DIRECTIVES:
1. According to the article on Lahore's tube wells, how many of the 1,309 surveyed tube wells serve industrial purposes?
2. Pick up the article on Lahore's tube wells and the proposed Punjab Municipal Water Act after its last sentence and carry it forward.

TEXT SHOWN:
START

Acouple of years ago, the preparation of a draft of the Punjab Municipal Water Act and its approval from the cabinet and the provincial assembly was discussed in the headquarters of the Water and Sanitation Agency (Wasa) and the Punjab government but nothing happened after that as it was dropped from the official list of priorities.
After the act, Wasa would have got the power to levy water conservation/aquifer charges/tax/fee on about 2,000 tube wells, extracting water and lowering the underground water table.
Wasa had prepared itself to levy the water tax soon after approval of the new act as its own regulatory and operational laws don’t empower it to own the whole underground water of Lahore.
According to an official estimate, 2,000 tube wells are being run in the provincial metropolis under Wasa, private housing societies, industry and the government departments. They all are extracting over 4,000 acre-feet water per day, lowering the city’s underground water level by over two foot annually.
If this continues, the city could face a severe water shortage, according to Wasa officials. They say that during a survey, 1,309 tube wells were identified to be owned and operated by private housing societies, government departments, industry and DHA/Cantonment. These 1,309 tube wells include 849 being used for domestic, 233 for industrial and 227 for commercial purposes. They have a discharge capacity of about 1,470 cusecs and are operated 12 hours a day, extracting approximately 1,942 acre-feet per day on an average.

END

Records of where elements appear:
START

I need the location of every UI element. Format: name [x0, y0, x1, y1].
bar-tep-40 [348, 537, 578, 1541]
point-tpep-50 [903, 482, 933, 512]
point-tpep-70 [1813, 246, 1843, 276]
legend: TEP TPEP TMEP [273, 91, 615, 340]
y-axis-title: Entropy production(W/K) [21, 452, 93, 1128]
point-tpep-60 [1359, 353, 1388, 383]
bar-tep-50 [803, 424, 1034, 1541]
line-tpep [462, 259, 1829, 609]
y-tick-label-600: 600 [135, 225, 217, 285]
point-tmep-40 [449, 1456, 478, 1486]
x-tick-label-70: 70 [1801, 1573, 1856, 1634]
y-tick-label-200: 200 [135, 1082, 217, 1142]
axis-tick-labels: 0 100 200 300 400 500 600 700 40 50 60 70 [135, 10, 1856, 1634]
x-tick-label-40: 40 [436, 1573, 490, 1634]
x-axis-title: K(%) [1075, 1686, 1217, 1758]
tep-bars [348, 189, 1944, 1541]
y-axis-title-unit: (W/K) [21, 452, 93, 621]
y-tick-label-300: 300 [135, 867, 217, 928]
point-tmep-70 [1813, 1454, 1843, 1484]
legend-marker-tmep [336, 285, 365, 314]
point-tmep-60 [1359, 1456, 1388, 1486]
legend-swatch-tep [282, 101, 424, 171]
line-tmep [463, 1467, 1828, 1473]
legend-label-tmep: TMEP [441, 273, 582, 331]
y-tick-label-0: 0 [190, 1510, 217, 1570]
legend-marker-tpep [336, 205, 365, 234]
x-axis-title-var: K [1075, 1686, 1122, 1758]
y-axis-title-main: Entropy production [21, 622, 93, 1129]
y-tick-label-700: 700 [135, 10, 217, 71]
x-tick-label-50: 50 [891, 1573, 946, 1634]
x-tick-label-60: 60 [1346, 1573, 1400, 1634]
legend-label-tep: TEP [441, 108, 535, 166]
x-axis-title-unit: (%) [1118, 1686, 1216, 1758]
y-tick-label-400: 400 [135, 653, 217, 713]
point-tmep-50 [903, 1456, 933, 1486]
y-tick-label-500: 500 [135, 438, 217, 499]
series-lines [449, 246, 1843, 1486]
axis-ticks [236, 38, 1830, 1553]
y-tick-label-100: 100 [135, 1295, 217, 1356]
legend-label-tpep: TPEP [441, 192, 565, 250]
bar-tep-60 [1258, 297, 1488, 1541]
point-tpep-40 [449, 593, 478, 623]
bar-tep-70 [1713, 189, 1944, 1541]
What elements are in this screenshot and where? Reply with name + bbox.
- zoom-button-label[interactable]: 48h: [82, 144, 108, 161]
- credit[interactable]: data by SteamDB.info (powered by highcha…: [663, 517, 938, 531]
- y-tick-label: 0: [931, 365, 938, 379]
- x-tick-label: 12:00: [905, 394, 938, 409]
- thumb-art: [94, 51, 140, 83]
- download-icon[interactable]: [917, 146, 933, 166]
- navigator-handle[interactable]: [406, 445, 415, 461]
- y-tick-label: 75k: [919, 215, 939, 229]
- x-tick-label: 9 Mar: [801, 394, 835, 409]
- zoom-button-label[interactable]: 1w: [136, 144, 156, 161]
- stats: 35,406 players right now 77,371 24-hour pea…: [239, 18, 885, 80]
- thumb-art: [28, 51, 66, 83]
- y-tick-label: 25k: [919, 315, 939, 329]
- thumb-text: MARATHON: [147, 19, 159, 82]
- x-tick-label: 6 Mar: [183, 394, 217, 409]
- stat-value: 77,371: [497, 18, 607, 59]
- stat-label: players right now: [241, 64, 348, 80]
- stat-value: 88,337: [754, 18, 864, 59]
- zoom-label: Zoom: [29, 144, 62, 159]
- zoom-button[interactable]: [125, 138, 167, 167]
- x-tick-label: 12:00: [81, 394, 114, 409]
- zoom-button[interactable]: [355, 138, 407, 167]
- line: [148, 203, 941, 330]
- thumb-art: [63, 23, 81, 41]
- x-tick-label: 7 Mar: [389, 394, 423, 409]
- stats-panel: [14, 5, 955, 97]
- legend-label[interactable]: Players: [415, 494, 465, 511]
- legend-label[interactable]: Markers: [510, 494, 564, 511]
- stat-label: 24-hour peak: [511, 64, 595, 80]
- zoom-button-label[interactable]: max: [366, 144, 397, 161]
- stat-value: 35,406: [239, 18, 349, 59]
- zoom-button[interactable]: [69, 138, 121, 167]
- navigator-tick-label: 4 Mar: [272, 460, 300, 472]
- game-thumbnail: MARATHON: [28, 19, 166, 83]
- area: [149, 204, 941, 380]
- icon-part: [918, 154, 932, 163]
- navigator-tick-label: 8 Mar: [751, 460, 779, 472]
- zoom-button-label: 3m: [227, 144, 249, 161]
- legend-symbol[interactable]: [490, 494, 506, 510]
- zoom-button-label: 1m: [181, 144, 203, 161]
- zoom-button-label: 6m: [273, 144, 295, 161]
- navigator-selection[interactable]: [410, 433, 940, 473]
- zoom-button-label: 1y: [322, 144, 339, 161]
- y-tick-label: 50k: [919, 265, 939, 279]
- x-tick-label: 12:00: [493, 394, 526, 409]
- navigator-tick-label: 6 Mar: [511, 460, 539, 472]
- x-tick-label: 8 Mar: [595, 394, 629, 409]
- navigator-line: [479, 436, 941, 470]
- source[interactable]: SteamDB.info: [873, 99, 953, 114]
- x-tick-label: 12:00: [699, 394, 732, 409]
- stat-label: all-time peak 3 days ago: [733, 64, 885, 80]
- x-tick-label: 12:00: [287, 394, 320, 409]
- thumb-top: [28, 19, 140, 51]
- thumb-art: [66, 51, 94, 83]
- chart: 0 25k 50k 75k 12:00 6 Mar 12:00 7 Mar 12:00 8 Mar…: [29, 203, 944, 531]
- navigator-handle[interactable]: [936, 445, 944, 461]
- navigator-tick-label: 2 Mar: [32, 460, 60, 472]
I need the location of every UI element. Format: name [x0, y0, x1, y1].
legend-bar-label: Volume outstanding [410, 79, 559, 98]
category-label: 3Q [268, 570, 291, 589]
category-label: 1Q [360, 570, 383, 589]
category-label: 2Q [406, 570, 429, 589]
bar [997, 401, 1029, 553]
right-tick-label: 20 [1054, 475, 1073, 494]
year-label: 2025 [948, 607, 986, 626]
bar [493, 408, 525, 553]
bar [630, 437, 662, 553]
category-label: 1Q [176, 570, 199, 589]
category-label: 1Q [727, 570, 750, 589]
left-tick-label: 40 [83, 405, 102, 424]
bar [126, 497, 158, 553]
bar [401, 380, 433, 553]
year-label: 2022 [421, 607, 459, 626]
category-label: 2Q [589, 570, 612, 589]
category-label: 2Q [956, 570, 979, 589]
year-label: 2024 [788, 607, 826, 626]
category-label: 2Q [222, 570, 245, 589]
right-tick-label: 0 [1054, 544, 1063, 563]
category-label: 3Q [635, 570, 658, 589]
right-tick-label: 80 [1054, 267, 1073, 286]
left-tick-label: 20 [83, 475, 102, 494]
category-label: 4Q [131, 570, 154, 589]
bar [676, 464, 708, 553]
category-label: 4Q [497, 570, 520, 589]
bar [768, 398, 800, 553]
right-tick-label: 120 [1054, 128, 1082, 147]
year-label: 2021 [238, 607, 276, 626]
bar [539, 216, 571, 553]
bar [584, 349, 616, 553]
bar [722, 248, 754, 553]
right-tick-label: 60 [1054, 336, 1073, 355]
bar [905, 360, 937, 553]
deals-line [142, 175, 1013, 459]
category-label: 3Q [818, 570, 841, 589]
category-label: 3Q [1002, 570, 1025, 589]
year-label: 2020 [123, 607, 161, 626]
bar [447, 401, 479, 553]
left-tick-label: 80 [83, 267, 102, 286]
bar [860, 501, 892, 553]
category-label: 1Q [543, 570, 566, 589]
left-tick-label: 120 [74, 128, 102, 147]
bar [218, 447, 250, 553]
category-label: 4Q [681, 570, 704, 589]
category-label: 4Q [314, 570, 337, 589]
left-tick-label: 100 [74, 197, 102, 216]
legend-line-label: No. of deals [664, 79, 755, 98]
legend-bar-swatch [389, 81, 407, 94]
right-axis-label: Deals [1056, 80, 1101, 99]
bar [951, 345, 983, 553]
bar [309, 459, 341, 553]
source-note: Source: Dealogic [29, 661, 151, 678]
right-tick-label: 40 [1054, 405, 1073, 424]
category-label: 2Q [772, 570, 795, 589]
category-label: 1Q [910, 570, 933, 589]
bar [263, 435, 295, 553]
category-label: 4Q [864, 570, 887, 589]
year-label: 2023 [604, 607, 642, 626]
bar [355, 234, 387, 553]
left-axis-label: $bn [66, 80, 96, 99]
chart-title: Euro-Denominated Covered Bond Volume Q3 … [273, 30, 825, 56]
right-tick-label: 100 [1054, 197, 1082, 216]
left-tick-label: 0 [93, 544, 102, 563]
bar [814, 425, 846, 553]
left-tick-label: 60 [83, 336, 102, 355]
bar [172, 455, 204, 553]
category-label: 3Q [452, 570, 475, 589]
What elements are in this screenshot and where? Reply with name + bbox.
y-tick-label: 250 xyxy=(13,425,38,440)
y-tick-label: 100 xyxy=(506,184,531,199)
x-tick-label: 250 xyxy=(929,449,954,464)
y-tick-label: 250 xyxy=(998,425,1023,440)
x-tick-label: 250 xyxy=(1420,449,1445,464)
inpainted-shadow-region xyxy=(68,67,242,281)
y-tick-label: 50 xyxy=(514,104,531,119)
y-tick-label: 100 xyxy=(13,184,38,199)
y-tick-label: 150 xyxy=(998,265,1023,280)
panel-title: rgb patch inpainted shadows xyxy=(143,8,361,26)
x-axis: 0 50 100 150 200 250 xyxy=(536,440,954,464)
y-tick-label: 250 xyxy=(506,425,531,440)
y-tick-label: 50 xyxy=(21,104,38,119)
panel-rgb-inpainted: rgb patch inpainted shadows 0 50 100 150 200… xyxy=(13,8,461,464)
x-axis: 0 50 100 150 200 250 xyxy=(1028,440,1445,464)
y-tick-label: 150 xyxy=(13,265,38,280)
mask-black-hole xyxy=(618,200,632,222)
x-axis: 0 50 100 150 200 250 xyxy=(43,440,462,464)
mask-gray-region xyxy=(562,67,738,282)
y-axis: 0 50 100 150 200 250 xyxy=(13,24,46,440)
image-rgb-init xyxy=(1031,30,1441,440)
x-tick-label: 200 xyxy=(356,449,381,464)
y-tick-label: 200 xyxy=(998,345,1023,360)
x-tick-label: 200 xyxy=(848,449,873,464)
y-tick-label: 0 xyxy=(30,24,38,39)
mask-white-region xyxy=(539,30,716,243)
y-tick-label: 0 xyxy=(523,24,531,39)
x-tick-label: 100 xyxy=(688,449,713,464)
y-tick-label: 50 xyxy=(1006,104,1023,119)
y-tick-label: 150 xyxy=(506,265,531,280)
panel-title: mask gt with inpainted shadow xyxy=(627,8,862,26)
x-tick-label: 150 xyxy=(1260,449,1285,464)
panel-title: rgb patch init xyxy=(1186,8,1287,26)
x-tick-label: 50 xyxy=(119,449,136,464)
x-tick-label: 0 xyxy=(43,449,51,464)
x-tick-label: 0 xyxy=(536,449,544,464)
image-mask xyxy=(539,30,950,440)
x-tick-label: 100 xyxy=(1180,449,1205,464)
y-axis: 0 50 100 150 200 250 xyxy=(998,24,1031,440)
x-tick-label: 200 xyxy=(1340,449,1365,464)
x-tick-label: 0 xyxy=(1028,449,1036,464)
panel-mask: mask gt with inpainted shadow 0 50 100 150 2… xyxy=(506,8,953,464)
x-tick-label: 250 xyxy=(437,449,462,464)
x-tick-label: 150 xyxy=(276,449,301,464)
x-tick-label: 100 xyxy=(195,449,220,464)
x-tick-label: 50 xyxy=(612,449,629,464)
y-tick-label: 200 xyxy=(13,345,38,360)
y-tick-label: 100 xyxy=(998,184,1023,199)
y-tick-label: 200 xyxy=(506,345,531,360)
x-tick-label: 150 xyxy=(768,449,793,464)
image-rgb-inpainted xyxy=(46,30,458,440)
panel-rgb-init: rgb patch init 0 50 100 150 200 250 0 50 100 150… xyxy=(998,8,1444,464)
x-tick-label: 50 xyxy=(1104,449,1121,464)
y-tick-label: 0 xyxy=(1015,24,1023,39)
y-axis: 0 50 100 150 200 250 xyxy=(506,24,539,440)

END

ANSWERS BY TASK:
1. 233

2.
The remaining 491 tube wells, with a discharge capacity of 1,564 cusecs on average, are being operated 16 hours a day by Wasa, extracting approximately 2,068 acre-feet water per day.
“In absence of water act/laws, Wasa cannot impose tax on such a huge number of tube wells and had the act been approved a couple of years ago, the revenue-deficit Wasa would have earned huge revenue under the water tax. But the law is yet to be approved despite the fact its final draft has been approved by the government. It awaits cabinet and assembly approval,” a senior official said while talking to Dawn.
He said Wasa, under technical assistance of experts, had proposed imposing water conservation charges under the LDA Act 1975 but it couldn’t do as its own act didn’t empower it to claim ownership of the Lahore’s water.
Under the LDA Act, the authority may, in a prescribed manner, levy charges on any person who installs or intends to install a tube well. He said Wasa was in dire need of revenue to meet its increasing expenses and the government must enforce the water act after approval from assembly.
Training sessions of the drivers of low occupancy vehicles being run by the private operators under the regulations of the Lahore Transport Company are held from time to time. “Drivers are being trained by the officials of LTC’s operations and enforcement departments under the supervision of motor mobile patrolling inspectors. The training sessions are being organised at the Railway Station Bus depot,” an LTC official said. He said last week, scores of drivers were imparted refreshers/training on traffic laws, driving, etc. – (firstname.lastname@example.org)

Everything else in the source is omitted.